*Requirements*.
How many lines in the entries below contain "socle"? Answer with the number only.

*Listed records*.
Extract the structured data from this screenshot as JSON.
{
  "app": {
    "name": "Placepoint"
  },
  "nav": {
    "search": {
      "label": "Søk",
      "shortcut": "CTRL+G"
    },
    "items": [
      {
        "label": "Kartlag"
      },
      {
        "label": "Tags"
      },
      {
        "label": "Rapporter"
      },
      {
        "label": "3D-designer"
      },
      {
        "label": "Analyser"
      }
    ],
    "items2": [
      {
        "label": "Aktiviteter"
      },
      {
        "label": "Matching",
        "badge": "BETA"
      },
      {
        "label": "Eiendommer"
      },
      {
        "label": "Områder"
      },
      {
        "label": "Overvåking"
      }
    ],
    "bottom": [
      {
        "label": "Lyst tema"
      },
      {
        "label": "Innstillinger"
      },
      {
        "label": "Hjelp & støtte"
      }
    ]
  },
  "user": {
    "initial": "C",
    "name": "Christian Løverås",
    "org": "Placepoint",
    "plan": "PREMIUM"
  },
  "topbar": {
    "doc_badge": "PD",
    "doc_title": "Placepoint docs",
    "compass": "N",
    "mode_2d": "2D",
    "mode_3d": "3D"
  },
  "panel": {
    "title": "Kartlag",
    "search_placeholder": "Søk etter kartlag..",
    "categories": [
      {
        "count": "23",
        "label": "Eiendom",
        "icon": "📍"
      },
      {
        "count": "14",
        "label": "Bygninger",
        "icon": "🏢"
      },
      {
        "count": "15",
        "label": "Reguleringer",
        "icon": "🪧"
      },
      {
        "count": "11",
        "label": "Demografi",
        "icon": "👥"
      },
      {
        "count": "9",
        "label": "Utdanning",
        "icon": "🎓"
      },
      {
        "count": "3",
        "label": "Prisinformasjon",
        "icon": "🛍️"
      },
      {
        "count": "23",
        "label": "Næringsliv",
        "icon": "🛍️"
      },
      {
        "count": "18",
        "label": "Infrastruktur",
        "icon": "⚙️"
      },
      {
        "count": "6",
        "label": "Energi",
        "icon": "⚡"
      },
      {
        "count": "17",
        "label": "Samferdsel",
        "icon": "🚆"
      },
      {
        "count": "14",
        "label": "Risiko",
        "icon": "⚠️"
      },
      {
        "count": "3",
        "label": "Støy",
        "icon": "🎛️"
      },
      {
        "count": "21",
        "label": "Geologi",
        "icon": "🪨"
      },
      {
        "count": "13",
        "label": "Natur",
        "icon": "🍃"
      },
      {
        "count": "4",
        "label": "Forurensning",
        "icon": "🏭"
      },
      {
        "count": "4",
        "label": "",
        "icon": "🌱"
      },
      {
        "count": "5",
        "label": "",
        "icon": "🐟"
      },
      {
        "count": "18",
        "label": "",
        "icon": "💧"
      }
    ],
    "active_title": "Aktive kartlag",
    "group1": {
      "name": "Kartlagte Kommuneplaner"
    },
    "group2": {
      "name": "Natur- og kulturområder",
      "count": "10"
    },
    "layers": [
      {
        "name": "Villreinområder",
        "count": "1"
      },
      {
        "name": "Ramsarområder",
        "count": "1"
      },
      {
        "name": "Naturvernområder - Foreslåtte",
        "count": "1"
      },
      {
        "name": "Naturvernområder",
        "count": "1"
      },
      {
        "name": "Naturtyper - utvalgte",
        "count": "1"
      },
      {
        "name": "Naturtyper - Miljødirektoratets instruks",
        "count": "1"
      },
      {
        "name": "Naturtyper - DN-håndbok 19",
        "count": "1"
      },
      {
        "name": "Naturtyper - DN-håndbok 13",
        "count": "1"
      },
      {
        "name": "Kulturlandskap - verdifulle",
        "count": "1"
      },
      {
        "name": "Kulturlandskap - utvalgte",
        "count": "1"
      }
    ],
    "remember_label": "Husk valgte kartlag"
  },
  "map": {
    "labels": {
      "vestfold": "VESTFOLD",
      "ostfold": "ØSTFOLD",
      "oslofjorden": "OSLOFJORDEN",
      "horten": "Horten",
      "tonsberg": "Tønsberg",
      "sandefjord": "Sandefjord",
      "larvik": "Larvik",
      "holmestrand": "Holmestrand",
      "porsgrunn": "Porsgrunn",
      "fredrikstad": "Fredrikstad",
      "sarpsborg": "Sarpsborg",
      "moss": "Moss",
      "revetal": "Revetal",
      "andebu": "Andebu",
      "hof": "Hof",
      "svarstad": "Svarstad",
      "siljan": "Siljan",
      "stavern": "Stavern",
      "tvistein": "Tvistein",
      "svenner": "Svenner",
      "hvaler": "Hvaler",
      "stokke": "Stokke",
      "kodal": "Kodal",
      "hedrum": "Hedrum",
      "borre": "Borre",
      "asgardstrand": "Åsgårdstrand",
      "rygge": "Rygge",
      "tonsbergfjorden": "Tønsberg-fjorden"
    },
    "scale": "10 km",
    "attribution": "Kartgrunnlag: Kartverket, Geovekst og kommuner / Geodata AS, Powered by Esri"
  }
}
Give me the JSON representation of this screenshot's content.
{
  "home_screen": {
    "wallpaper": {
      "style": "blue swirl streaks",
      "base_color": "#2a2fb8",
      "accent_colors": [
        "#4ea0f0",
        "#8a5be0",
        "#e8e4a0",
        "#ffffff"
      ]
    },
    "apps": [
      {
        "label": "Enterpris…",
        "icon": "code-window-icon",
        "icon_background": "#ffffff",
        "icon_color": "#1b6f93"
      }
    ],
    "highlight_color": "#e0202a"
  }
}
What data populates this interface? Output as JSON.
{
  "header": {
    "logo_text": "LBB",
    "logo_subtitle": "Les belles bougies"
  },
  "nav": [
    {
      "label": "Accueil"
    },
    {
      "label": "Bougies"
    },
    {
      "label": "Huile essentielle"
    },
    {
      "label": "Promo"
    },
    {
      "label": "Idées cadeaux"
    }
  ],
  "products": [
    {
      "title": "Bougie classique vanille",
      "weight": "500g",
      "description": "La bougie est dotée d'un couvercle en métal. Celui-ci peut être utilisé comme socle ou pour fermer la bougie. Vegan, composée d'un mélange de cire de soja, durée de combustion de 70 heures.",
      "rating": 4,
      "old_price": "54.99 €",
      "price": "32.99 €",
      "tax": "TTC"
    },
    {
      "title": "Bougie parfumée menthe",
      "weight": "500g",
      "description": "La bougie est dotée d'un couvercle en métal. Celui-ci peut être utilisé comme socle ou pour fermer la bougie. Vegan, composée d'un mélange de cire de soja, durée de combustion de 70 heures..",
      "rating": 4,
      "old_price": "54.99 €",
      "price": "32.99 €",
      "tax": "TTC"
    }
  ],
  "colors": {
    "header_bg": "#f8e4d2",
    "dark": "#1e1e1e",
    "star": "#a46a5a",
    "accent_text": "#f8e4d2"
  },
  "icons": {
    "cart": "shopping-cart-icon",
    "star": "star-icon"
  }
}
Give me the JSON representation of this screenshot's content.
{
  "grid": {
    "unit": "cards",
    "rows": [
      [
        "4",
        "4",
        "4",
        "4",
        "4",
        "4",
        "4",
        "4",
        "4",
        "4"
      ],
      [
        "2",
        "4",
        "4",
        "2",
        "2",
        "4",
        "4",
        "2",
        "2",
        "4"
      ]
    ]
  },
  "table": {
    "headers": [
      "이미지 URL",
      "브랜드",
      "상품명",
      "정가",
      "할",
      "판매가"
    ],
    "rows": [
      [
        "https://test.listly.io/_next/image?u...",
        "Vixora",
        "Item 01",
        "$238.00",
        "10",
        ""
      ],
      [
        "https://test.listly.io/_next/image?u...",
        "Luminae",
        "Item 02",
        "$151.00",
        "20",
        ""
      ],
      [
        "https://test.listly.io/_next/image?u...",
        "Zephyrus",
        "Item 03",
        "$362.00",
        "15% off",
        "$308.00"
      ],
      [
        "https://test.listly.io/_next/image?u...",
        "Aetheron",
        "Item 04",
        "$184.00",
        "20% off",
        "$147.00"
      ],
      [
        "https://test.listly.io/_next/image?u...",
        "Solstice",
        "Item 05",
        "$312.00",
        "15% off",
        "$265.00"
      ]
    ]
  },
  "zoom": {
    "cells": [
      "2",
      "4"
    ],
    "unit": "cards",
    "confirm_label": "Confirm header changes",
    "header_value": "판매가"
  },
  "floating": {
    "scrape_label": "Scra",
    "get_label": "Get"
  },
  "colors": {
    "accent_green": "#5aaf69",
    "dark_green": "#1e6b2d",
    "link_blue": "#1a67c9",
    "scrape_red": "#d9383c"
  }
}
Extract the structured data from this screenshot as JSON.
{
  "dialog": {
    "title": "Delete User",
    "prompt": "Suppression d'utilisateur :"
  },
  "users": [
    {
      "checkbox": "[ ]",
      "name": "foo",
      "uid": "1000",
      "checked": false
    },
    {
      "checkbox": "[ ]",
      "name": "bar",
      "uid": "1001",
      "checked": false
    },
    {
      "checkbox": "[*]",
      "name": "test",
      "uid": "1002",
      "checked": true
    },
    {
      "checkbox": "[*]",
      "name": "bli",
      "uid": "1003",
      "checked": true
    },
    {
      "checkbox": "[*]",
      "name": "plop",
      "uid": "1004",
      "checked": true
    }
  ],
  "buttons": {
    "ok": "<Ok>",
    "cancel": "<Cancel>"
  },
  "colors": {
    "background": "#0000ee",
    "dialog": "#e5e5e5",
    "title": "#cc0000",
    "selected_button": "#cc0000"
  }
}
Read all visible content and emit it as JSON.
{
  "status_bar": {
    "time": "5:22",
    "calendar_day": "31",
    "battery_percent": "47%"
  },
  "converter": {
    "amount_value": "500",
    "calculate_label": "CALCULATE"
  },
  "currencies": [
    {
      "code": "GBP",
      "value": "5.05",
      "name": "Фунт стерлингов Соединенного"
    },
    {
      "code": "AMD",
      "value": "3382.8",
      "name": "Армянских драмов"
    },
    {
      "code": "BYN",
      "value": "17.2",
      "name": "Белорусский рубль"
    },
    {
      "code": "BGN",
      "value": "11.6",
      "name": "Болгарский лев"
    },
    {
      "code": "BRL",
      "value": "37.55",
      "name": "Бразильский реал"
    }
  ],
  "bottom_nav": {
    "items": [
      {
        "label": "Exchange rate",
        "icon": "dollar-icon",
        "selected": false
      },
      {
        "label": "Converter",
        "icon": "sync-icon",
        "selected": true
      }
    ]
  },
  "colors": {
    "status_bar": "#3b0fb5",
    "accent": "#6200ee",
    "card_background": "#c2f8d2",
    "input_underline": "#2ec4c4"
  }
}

*Task result*.
2